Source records
──────────────────────────────
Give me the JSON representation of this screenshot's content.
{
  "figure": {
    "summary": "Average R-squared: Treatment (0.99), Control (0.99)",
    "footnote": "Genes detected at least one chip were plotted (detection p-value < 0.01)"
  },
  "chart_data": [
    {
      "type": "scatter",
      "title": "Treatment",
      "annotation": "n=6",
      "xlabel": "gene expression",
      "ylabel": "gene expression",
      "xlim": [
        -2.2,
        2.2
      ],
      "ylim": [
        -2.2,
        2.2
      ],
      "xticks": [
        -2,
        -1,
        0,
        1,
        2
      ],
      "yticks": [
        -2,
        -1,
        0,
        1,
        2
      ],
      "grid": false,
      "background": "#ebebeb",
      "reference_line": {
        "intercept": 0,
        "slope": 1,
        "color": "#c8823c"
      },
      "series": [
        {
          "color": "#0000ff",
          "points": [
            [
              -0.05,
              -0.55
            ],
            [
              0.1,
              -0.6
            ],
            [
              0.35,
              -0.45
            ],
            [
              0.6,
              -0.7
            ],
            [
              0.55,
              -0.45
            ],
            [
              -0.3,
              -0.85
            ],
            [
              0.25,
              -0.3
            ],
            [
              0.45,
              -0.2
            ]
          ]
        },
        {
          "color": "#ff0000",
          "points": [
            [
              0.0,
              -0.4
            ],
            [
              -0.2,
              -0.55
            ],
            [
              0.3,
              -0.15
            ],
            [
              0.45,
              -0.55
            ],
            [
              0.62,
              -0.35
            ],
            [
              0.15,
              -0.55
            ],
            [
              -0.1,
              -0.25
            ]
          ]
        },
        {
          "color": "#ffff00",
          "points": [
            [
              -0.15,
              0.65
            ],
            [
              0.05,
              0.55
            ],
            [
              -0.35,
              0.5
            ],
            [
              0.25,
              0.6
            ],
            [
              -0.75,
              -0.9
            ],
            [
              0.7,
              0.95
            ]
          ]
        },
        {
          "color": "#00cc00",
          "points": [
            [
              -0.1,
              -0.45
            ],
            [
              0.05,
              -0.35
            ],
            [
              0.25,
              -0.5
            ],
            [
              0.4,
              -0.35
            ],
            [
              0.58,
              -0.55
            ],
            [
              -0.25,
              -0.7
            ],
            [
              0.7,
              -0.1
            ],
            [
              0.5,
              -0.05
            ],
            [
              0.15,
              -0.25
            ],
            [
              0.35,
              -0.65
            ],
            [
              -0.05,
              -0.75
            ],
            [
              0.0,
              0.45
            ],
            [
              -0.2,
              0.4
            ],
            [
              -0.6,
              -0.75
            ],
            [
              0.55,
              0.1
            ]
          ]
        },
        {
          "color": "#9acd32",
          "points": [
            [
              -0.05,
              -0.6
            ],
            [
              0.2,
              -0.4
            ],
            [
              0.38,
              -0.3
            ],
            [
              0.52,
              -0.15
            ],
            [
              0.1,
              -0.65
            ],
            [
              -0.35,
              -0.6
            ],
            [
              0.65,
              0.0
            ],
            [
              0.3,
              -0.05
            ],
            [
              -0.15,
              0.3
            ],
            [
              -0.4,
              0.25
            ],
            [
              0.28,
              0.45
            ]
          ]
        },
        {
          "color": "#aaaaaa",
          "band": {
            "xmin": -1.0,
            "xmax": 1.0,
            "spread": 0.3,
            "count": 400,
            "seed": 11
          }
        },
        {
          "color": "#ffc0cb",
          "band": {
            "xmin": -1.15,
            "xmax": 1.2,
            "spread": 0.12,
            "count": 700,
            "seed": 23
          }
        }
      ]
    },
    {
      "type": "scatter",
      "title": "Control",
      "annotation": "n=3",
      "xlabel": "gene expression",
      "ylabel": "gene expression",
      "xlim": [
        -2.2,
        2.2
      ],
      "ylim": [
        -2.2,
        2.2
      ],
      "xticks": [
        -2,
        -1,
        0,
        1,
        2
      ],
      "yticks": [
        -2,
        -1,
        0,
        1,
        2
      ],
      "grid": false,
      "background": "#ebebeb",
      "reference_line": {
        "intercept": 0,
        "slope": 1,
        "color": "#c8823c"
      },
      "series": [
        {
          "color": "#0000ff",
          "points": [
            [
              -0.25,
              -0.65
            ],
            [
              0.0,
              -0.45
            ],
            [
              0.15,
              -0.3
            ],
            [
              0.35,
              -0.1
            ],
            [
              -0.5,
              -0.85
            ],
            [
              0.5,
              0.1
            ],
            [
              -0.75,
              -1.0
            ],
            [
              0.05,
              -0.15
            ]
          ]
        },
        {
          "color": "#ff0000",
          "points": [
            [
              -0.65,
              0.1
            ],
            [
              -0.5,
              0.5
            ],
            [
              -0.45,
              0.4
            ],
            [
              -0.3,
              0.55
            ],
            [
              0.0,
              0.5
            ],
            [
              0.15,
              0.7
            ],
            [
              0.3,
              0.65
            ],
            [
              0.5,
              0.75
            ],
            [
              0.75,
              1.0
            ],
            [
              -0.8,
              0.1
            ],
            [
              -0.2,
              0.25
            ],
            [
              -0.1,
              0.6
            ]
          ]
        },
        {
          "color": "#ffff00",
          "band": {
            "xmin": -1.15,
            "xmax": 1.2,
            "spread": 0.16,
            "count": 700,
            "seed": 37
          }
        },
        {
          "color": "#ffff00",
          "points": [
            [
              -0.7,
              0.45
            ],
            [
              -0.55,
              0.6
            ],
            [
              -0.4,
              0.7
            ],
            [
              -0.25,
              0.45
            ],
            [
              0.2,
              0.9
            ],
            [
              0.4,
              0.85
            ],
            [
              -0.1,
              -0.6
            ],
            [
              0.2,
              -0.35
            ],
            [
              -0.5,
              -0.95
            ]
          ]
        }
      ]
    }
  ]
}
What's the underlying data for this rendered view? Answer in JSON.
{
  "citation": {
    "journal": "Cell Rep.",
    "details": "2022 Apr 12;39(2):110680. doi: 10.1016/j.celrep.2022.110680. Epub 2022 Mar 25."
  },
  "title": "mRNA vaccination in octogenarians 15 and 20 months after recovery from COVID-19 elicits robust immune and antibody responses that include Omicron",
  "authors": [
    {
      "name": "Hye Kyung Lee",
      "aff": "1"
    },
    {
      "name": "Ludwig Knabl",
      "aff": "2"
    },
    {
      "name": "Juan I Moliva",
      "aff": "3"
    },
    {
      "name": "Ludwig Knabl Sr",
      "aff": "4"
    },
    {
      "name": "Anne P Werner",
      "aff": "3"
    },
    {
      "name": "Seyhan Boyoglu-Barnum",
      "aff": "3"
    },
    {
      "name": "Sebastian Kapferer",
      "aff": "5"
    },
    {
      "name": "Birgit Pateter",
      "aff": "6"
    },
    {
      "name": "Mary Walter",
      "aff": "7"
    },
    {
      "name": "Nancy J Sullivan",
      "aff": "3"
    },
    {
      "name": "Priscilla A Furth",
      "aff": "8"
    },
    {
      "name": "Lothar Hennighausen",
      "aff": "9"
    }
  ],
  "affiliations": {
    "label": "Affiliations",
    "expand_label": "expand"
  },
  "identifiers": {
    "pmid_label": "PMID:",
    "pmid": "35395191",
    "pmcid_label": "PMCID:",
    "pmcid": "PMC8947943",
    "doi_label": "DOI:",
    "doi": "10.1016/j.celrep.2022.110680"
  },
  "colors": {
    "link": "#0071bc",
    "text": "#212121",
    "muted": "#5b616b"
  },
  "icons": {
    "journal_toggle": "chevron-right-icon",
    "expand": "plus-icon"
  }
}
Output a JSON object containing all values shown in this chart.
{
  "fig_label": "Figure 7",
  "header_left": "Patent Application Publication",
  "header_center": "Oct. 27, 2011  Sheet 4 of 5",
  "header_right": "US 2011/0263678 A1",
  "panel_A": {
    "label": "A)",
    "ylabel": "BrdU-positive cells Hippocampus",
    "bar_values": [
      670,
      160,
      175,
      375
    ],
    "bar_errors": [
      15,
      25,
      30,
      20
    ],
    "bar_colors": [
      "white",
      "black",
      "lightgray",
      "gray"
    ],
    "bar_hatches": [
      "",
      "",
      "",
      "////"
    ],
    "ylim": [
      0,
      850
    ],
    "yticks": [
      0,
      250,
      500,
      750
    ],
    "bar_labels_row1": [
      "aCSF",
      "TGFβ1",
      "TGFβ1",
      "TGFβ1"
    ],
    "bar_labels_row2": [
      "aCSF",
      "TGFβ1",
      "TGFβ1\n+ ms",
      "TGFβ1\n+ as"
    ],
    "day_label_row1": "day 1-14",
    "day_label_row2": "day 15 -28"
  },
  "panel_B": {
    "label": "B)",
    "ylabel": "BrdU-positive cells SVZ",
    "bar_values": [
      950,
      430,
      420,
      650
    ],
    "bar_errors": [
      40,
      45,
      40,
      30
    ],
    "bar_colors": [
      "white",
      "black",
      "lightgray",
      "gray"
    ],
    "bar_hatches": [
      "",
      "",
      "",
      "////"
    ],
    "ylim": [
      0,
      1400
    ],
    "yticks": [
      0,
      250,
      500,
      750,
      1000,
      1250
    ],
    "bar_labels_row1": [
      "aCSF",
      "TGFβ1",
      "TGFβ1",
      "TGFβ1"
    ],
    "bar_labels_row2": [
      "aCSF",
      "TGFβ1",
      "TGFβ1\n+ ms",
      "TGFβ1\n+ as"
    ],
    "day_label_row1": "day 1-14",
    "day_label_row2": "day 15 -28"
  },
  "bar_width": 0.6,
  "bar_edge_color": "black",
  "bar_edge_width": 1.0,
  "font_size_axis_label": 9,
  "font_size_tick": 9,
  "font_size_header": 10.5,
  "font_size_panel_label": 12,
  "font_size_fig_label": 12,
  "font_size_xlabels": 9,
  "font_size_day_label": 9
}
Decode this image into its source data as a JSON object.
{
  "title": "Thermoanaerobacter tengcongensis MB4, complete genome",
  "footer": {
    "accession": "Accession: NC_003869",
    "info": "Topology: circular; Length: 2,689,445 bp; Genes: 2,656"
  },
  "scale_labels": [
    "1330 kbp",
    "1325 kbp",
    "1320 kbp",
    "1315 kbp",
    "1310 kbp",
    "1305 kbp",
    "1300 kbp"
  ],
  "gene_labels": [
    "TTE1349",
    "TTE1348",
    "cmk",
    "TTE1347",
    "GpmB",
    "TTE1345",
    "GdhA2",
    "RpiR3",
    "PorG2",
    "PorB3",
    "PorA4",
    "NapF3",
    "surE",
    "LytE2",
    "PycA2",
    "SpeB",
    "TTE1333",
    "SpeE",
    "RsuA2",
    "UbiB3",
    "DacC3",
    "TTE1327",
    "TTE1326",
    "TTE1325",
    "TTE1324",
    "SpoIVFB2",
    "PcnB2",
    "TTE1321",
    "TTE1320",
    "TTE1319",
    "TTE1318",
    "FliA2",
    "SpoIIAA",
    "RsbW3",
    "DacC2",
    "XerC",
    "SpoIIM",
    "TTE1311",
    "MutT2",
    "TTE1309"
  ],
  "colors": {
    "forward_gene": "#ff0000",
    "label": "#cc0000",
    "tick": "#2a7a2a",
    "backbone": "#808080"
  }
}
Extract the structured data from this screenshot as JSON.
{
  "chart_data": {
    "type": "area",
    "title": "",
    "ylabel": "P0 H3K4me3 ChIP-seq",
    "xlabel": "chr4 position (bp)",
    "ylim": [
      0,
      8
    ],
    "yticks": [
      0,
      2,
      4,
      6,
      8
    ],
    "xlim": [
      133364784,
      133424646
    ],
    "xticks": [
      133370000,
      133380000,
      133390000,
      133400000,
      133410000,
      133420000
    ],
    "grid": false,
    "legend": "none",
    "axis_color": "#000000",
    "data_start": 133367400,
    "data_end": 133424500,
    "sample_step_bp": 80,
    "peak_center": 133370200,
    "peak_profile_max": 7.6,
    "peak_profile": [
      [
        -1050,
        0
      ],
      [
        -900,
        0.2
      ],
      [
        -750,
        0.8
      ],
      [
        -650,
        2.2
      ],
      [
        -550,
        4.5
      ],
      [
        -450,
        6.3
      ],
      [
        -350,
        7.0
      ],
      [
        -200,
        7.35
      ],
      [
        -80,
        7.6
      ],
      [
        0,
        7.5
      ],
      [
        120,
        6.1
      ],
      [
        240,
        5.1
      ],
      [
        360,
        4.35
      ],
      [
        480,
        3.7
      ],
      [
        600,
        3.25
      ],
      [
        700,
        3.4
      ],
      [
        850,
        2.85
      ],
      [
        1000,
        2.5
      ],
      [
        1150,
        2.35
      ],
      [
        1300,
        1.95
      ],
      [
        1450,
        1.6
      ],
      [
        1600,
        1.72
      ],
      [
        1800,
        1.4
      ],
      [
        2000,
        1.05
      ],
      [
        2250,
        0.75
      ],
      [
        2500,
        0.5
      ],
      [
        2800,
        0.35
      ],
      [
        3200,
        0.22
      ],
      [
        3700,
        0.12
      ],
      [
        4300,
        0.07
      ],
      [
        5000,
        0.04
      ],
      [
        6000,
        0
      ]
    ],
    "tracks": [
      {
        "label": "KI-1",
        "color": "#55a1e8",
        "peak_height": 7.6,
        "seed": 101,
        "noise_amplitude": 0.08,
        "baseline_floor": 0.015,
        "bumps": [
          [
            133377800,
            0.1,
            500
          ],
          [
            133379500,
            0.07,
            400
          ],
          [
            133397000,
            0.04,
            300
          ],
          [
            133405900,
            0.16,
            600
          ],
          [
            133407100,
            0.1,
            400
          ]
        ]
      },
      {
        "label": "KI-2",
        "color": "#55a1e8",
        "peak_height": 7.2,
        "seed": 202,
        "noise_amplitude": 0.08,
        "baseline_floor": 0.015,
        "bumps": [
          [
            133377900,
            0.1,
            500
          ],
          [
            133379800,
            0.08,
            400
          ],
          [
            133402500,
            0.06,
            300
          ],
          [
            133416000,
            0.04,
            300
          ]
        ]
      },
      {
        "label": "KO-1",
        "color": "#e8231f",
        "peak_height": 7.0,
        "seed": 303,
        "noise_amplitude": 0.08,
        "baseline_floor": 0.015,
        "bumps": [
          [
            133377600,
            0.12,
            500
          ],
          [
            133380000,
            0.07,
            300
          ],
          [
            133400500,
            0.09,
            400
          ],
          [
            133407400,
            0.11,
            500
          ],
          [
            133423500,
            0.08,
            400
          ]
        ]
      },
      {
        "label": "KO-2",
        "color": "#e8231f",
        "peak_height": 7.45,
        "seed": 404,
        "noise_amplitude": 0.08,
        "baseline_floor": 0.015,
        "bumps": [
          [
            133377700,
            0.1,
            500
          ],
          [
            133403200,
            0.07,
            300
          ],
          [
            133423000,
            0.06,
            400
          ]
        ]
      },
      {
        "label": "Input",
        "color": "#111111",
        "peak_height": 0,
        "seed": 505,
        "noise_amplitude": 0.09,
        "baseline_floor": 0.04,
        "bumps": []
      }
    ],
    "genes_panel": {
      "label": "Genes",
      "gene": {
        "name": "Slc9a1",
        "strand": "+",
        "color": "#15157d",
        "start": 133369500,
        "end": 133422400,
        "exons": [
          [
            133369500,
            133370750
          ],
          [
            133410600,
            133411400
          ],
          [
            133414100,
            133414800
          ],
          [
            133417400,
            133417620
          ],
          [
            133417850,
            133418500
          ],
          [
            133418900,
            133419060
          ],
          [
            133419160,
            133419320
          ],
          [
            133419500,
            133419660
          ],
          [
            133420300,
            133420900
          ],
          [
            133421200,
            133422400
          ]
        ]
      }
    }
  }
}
──────────────────────────────
## [EXERCISE AIM]
Search the records above for "this". Copy each line where it is found.

## [EXERCISE RESULT]
Give me the JSON representation of this screenshot's content.
What's the underlying data for this rendered view? Answer in JSON.
Output a JSON object containing all values shown in this chart.
Decode this image into its source data as a JSON object.
Extract the structured data from this screenshot as JSON.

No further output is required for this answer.